__Work required__. Copy out all lines where "venden" appears.

# Start of Supplied records

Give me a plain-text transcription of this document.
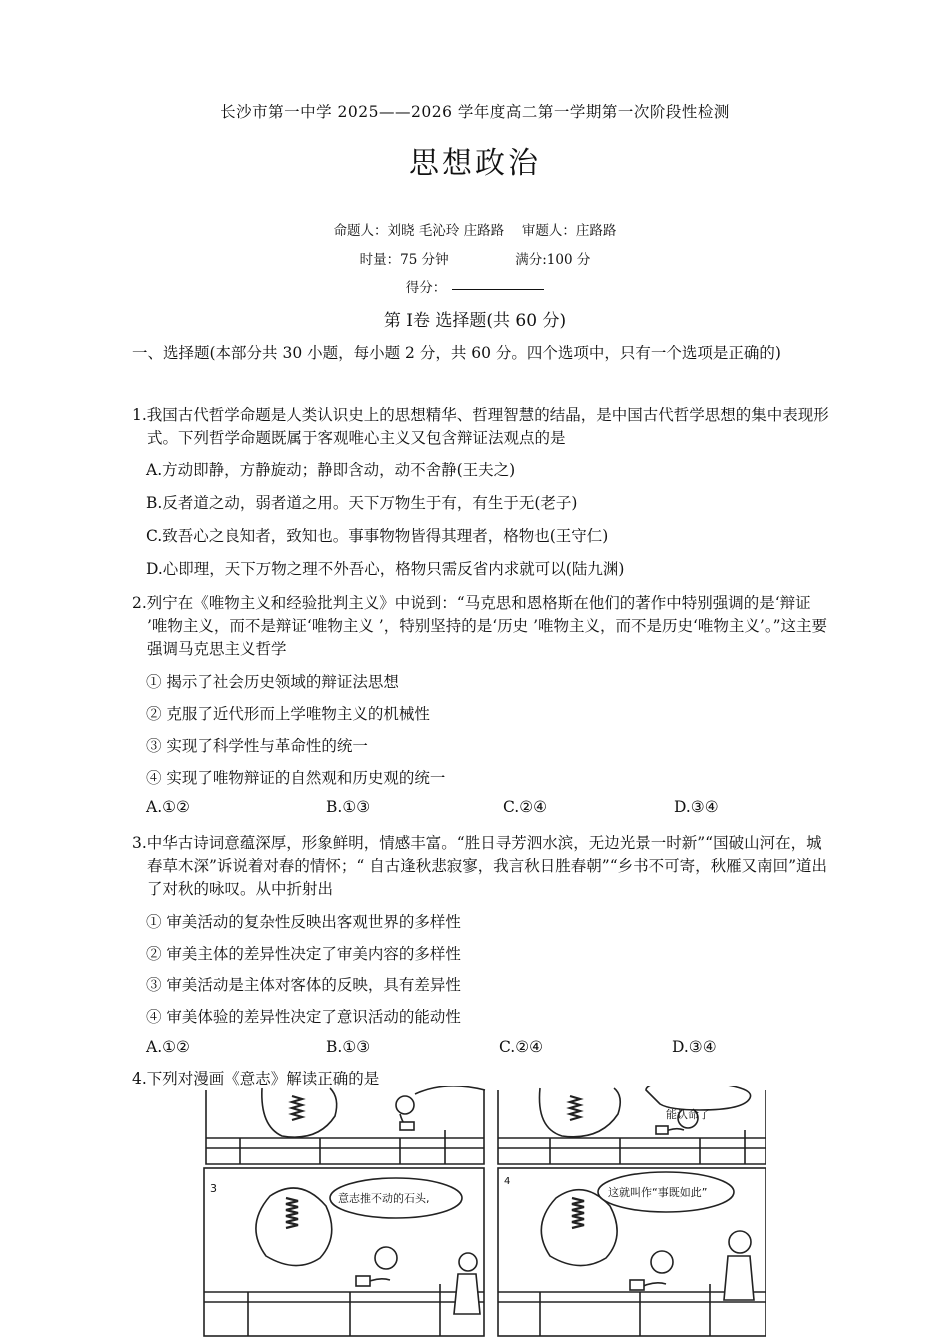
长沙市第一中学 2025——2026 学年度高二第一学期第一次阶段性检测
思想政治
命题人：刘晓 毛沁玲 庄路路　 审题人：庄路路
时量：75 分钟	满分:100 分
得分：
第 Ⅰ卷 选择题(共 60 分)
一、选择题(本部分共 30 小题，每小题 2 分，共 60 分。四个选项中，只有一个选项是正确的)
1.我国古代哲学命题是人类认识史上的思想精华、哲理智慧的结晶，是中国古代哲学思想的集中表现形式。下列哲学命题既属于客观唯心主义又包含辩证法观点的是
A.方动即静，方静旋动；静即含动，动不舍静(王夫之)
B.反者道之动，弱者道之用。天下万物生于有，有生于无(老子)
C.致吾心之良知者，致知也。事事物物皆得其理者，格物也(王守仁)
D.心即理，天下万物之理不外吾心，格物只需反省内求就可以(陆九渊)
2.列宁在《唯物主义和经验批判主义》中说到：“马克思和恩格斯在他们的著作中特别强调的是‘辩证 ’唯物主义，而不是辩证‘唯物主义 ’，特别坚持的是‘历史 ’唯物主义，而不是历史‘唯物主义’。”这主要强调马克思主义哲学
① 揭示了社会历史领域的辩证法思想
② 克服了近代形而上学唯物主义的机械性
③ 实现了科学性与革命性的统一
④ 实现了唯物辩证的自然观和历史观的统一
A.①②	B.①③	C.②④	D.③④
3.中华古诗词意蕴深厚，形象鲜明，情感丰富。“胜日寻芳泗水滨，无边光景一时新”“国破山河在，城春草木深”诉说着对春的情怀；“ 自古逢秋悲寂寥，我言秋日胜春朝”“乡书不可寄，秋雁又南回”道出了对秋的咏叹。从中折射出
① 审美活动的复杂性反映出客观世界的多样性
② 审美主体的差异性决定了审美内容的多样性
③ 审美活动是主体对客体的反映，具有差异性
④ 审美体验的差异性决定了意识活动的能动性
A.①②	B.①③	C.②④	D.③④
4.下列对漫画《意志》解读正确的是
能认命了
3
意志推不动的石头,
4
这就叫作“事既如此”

# End of Supplied records
# Start of Supplied records

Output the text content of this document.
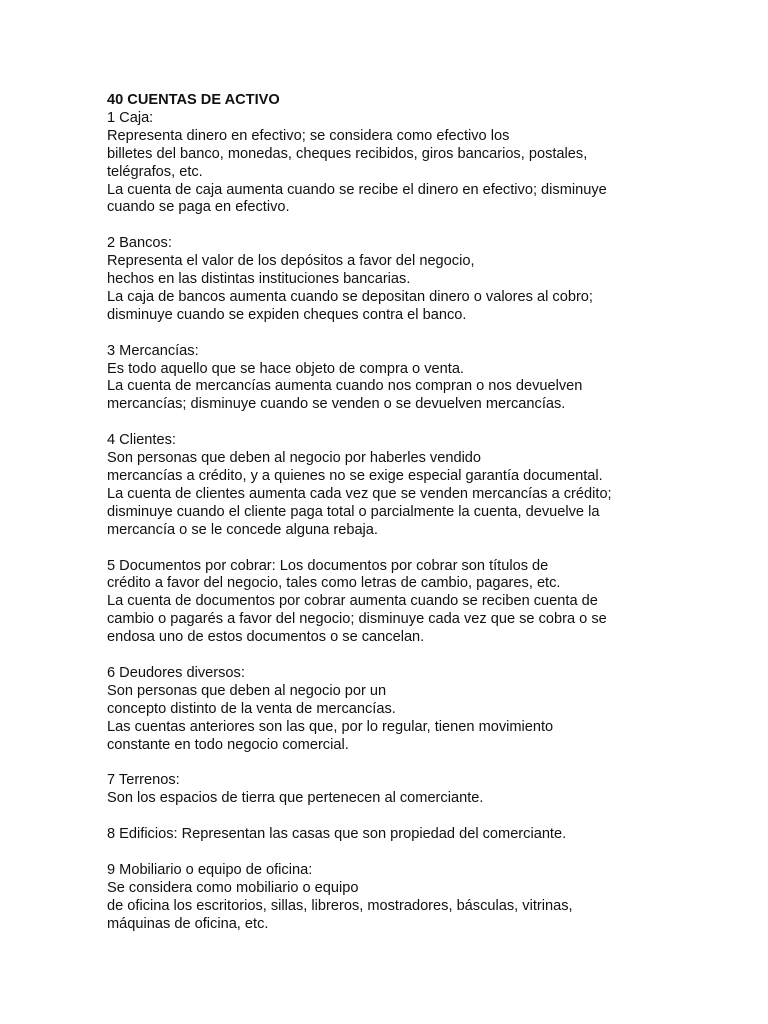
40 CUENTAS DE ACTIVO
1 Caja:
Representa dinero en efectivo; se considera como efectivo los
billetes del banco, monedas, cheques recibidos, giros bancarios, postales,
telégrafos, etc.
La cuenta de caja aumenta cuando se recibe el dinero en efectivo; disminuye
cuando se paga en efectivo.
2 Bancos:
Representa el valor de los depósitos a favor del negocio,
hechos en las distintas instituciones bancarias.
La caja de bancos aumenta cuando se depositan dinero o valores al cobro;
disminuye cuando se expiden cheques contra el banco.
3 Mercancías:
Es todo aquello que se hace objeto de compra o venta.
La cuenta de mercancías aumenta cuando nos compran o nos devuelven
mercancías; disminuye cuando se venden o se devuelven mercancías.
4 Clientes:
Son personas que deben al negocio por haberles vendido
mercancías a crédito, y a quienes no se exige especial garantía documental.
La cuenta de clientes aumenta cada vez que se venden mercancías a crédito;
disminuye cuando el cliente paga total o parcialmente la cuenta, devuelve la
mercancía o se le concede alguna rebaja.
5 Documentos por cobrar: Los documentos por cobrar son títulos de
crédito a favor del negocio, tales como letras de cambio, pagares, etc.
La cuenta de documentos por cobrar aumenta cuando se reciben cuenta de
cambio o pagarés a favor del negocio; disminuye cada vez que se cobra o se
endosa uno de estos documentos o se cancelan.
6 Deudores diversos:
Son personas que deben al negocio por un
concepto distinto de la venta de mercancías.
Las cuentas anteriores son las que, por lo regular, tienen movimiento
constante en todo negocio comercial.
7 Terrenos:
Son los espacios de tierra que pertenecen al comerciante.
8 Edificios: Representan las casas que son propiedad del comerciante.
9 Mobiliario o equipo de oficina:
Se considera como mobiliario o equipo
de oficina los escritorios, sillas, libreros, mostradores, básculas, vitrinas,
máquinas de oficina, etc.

# End of Supplied records

__Solution to this problem__.
mercancías; disminuye cuando se venden o se devuelven mercancías.
La cuenta de clientes aumenta cada vez que se venden mercancías a crédito;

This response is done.